* _What you will do_
Extract each line bearing the word "Less".

* _Extracted entries_
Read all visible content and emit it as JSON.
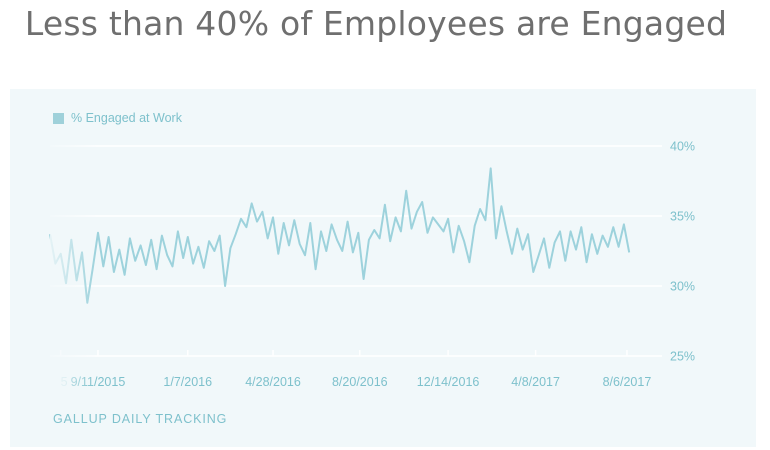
{
  "slide": {
    "title": "Less than 40% of Employees are Engaged"
  },
  "source_label": "GALLUP DAILY TRACKING",
  "colors": {
    "line": "#9dd2dc",
    "axis_text": "#7ec1cc",
    "panel_bg": "#f1f8fa",
    "grid": "#ffffff"
  },
  "chart_data": {
    "type": "line",
    "title": "Less than 40% of Employees are Engaged",
    "xlabel": "",
    "ylabel": "",
    "legend": {
      "position": "top-left",
      "entries": [
        "% Engaged at Work"
      ]
    },
    "y_axis": {
      "position": "right",
      "ticks": [
        25,
        30,
        35,
        40
      ],
      "tick_labels": [
        "25%",
        "30%",
        "35%",
        "40%"
      ],
      "ylim": [
        25,
        40
      ]
    },
    "x_axis": {
      "type": "date",
      "range": [
        "2015-07-10",
        "2017-08-10"
      ],
      "ticks": [
        "2015-07-24",
        "2015-09-11",
        "2016-01-07",
        "2016-04-28",
        "2016-08-20",
        "2016-12-14",
        "2017-04-08",
        "2017-08-06"
      ],
      "tick_labels": [
        "5",
        "9/11/2015",
        "1/7/2016",
        "4/28/2016",
        "8/20/2016",
        "12/14/2016",
        "4/8/2017",
        "8/6/2017"
      ]
    },
    "grid": true,
    "series": [
      {
        "name": "% Engaged at Work",
        "points": [
          [
            "2015-07-10",
            33.7
          ],
          [
            "2015-07-17",
            31.6
          ],
          [
            "2015-07-24",
            32.3
          ],
          [
            "2015-07-31",
            30.2
          ],
          [
            "2015-08-07",
            33.3
          ],
          [
            "2015-08-14",
            30.4
          ],
          [
            "2015-08-21",
            32.4
          ],
          [
            "2015-08-28",
            28.8
          ],
          [
            "2015-09-04",
            31.2
          ],
          [
            "2015-09-11",
            33.8
          ],
          [
            "2015-09-18",
            31.4
          ],
          [
            "2015-09-25",
            33.5
          ],
          [
            "2015-10-02",
            31.0
          ],
          [
            "2015-10-09",
            32.6
          ],
          [
            "2015-10-16",
            30.8
          ],
          [
            "2015-10-23",
            33.4
          ],
          [
            "2015-10-30",
            31.8
          ],
          [
            "2015-11-06",
            32.9
          ],
          [
            "2015-11-13",
            31.5
          ],
          [
            "2015-11-20",
            33.3
          ],
          [
            "2015-11-27",
            31.2
          ],
          [
            "2015-12-04",
            33.6
          ],
          [
            "2015-12-11",
            32.2
          ],
          [
            "2015-12-18",
            31.4
          ],
          [
            "2015-12-25",
            33.9
          ],
          [
            "2016-01-01",
            32.0
          ],
          [
            "2016-01-07",
            33.5
          ],
          [
            "2016-01-14",
            31.6
          ],
          [
            "2016-01-21",
            32.8
          ],
          [
            "2016-01-28",
            31.3
          ],
          [
            "2016-02-04",
            33.2
          ],
          [
            "2016-02-11",
            32.5
          ],
          [
            "2016-02-18",
            33.6
          ],
          [
            "2016-02-25",
            30.0
          ],
          [
            "2016-03-03",
            32.7
          ],
          [
            "2016-03-10",
            33.7
          ],
          [
            "2016-03-17",
            34.8
          ],
          [
            "2016-03-24",
            34.2
          ],
          [
            "2016-03-31",
            35.9
          ],
          [
            "2016-04-07",
            34.6
          ],
          [
            "2016-04-14",
            35.3
          ],
          [
            "2016-04-21",
            33.4
          ],
          [
            "2016-04-28",
            34.9
          ],
          [
            "2016-05-05",
            32.3
          ],
          [
            "2016-05-12",
            34.5
          ],
          [
            "2016-05-19",
            32.9
          ],
          [
            "2016-05-26",
            34.7
          ],
          [
            "2016-06-02",
            33.0
          ],
          [
            "2016-06-09",
            32.2
          ],
          [
            "2016-06-16",
            34.5
          ],
          [
            "2016-06-23",
            31.2
          ],
          [
            "2016-06-30",
            33.9
          ],
          [
            "2016-07-07",
            32.5
          ],
          [
            "2016-07-14",
            34.4
          ],
          [
            "2016-07-21",
            33.3
          ],
          [
            "2016-07-28",
            32.5
          ],
          [
            "2016-08-04",
            34.6
          ],
          [
            "2016-08-11",
            32.4
          ],
          [
            "2016-08-18",
            33.8
          ],
          [
            "2016-08-25",
            30.5
          ],
          [
            "2016-09-01",
            33.3
          ],
          [
            "2016-09-08",
            34.0
          ],
          [
            "2016-09-15",
            33.4
          ],
          [
            "2016-09-22",
            35.8
          ],
          [
            "2016-09-29",
            33.2
          ],
          [
            "2016-10-06",
            34.9
          ],
          [
            "2016-10-13",
            33.9
          ],
          [
            "2016-10-20",
            36.8
          ],
          [
            "2016-10-27",
            34.1
          ],
          [
            "2016-11-03",
            35.3
          ],
          [
            "2016-11-10",
            36.0
          ],
          [
            "2016-11-17",
            33.8
          ],
          [
            "2016-11-24",
            34.9
          ],
          [
            "2016-12-01",
            34.4
          ],
          [
            "2016-12-08",
            33.9
          ],
          [
            "2016-12-14",
            34.8
          ],
          [
            "2016-12-21",
            32.4
          ],
          [
            "2016-12-28",
            34.3
          ],
          [
            "2017-01-04",
            33.2
          ],
          [
            "2017-01-11",
            31.7
          ],
          [
            "2017-01-18",
            34.3
          ],
          [
            "2017-01-25",
            35.5
          ],
          [
            "2017-02-01",
            34.7
          ],
          [
            "2017-02-08",
            38.4
          ],
          [
            "2017-02-15",
            33.4
          ],
          [
            "2017-02-22",
            35.7
          ],
          [
            "2017-03-01",
            33.9
          ],
          [
            "2017-03-08",
            32.3
          ],
          [
            "2017-03-15",
            34.1
          ],
          [
            "2017-03-22",
            32.6
          ],
          [
            "2017-03-29",
            33.7
          ],
          [
            "2017-04-05",
            31.0
          ],
          [
            "2017-04-12",
            32.2
          ],
          [
            "2017-04-19",
            33.4
          ],
          [
            "2017-04-26",
            31.3
          ],
          [
            "2017-05-03",
            33.1
          ],
          [
            "2017-05-10",
            33.9
          ],
          [
            "2017-05-17",
            31.8
          ],
          [
            "2017-05-24",
            33.9
          ],
          [
            "2017-05-31",
            32.6
          ],
          [
            "2017-06-07",
            34.2
          ],
          [
            "2017-06-14",
            31.7
          ],
          [
            "2017-06-21",
            33.7
          ],
          [
            "2017-06-28",
            32.3
          ],
          [
            "2017-07-05",
            33.6
          ],
          [
            "2017-07-12",
            32.8
          ],
          [
            "2017-07-19",
            34.2
          ],
          [
            "2017-07-26",
            32.8
          ],
          [
            "2017-08-02",
            34.4
          ],
          [
            "2017-08-09",
            32.4
          ]
        ]
      }
    ]
  }
}
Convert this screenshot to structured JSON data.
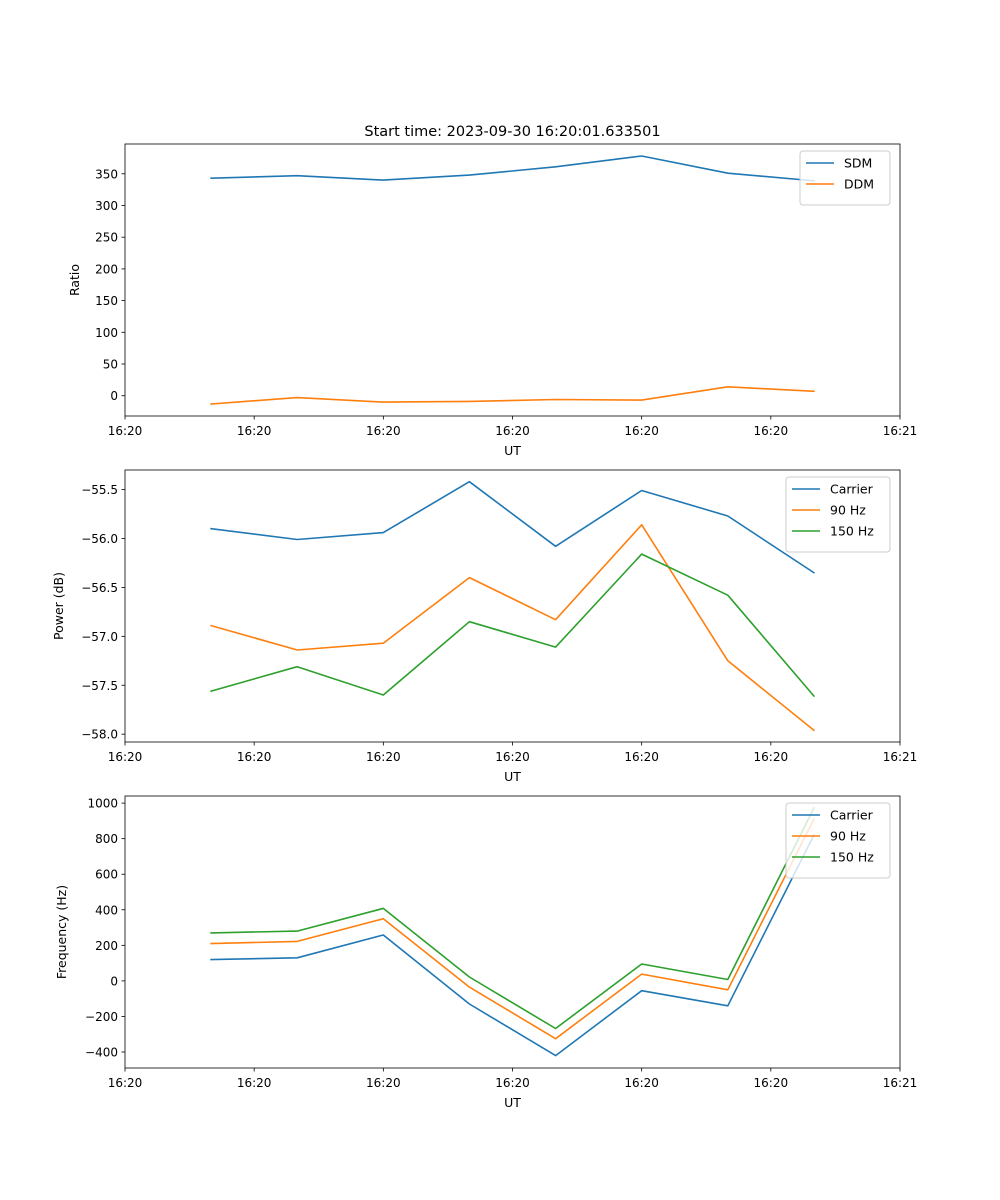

* _Reply to the exercise_
    "title": "Less than 40% of Employees are Engaged"
    "title": "Less than 40% of Employees are Engaged",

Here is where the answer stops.